-- START RECORDS SHOWN --

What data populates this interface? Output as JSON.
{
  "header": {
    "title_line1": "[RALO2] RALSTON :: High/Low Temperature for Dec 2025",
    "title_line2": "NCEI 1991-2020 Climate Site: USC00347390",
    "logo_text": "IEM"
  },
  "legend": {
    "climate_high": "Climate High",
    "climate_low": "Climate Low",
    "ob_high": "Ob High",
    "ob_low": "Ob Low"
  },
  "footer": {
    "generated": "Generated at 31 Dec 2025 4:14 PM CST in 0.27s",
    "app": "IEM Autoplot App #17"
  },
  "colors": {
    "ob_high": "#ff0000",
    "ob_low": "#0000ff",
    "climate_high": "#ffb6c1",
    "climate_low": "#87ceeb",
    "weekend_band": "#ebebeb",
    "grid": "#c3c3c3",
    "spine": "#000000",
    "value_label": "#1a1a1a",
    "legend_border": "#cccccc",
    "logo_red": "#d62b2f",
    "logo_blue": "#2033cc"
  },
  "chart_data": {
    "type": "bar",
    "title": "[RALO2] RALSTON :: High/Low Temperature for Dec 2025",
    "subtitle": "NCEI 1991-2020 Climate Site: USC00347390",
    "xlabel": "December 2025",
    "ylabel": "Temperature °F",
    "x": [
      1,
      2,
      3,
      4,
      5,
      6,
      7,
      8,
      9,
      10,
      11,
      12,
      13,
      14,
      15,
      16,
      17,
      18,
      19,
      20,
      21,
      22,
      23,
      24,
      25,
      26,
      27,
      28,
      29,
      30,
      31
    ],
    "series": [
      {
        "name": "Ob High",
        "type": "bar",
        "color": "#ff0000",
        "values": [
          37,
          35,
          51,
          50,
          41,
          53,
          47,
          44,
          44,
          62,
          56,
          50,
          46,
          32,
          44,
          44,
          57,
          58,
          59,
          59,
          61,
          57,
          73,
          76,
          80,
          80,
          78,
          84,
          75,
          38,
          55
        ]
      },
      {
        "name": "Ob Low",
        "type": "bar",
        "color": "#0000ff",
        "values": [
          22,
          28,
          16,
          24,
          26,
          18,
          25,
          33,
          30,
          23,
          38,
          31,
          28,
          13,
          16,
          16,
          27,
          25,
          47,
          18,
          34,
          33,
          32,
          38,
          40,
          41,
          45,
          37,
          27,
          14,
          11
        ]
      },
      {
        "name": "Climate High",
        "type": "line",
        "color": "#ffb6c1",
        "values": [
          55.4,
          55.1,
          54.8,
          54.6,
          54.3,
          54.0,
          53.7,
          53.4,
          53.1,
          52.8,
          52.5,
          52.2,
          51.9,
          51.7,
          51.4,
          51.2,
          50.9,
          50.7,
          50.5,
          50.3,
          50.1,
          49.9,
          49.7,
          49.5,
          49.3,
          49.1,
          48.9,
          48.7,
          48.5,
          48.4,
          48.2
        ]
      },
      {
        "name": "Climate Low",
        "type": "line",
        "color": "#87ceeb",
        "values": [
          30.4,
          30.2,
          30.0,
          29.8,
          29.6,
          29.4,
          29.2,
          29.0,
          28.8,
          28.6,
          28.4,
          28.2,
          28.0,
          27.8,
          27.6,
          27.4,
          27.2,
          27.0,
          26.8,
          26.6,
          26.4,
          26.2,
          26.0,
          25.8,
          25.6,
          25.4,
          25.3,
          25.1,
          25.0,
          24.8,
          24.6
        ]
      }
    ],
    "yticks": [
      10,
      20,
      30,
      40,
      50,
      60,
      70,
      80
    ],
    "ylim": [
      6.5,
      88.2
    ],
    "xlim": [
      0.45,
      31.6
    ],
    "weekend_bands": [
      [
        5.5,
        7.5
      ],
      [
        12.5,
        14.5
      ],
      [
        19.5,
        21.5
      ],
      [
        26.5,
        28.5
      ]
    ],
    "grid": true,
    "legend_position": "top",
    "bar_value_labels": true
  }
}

-- END RECORDS SHOWN --

● **GIVEN REQUEST**:
Go through the records and print each one exactly.

● **CORRECT RESPONSE**:
What data populates this interface? Output as JSON.
{
  "header": {
    "title_line1": "[RALO2] RALSTON :: High/Low Temperature for Dec 2025",
    "title_line2": "NCEI 1991-2020 Climate Site: USC00347390",
    "logo_text": "IEM"
  },
  "legend": {
    "climate_high": "Climate High",
    "climate_low": "Climate Low",
    "ob_high": "Ob High",
    "ob_low": "Ob Low"
  },
  "footer": {
    "generated": "Generated at 31 Dec 2025 4:14 PM CST in 0.27s",
    "app": "IEM Autoplot App #17"
  },
  "colors": {
    "ob_high": "#ff0000",
    "ob_low": "#0000ff",
    "climate_high": "#ffb6c1",
    "climate_low": "#87ceeb",
    "weekend_band": "#ebebeb",
    "grid": "#c3c3c3",
    "spine": "#000000",
    "value_label": "#1a1a1a",
    "legend_border": "#cccccc",
    "logo_red": "#d62b2f",
    "logo_blue": "#2033cc"
  },
  "chart_data": {
    "type": "bar",
    "title": "[RALO2] RALSTON :: High/Low Temperature for Dec 2025",
    "subtitle": "NCEI 1991-2020 Climate Site: USC00347390",
    "xlabel": "December 2025",
    "ylabel": "Temperature °F",
    "x": [
      1,
      2,
      3,
      4,
      5,
      6,
      7,
      8,
      9,
      10,
      11,
      12,
      13,
      14,
      15,
      16,
      17,
      18,
      19,
      20,
      21,
      22,
      23,
      24,
      25,
      26,
      27,
      28,
      29,
      30,
      31
    ],
    "series": [
      {
        "name": "Ob High",
        "type": "bar",
        "color": "#ff0000",
        "values": [
          37,
          35,
          51,
          50,
          41,
          53,
          47,
          44,
          44,
          62,
          56,
          50,
          46,
          32,
          44,
          44,
          57,
          58,
          59,
          59,
          61,
          57,
          73,
          76,
          80,
          80,
          78,
          84,
          75,
          38,
          55
        ]
      },
      {
        "name": "Ob Low",
        "type": "bar",
        "color": "#0000ff",
        "values": [
          22,
          28,
          16,
          24,
          26,
          18,
          25,
          33,
          30,
          23,
          38,
          31,
          28,
          13,
          16,
          16,
          27,
          25,
          47,
          18,
          34,
          33,
          32,
          38,
          40,
          41,
          45,
          37,
          27,
          14,
          11
        ]
      },
      {
        "name": "Climate High",
        "type": "line",
        "color": "#ffb6c1",
        "values": [
          55.4,
          55.1,
          54.8,
          54.6,
          54.3,
          54.0,
          53.7,
          53.4,
          53.1,
          52.8,
          52.5,
          52.2,
          51.9,
          51.7,
          51.4,
          51.2,
          50.9,
          50.7,
          50.5,
          50.3,
          50.1,
          49.9,
          49.7,
          49.5,
          49.3,
          49.1,
          48.9,
          48.7,
          48.5,
          48.4,
          48.2
        ]
      },
      {
        "name": "Climate Low",
        "type": "line",
        "color": "#87ceeb",
        "values": [
          30.4,
          30.2,
          30.0,
          29.8,
          29.6,
          29.4,
          29.2,
          29.0,
          28.8,
          28.6,
          28.4,
          28.2,
          28.0,
          27.8,
          27.6,
          27.4,
          27.2,
          27.0,
          26.8,
          26.6,
          26.4,
          26.2,
          26.0,
          25.8,
          25.6,
          25.4,
          25.3,
          25.1,
          25.0,
          24.8,
          24.6
        ]
      }
    ],
    "yticks": [
      10,
      20,
      30,
      40,
      50,
      60,
      70,
      80
    ],
    "ylim": [
      6.5,
      88.2
    ],
    "xlim": [
      0.45,
      31.6
    ],
    "weekend_bands": [
      [
        5.5,
        7.5
      ],
      [
        12.5,
        14.5
      ],
      [
        19.5,
        21.5
      ],
      [
        26.5,
        28.5
      ]
    ],
    "grid": true,
    "legend_position": "top",
    "bar_value_labels": true
  }
}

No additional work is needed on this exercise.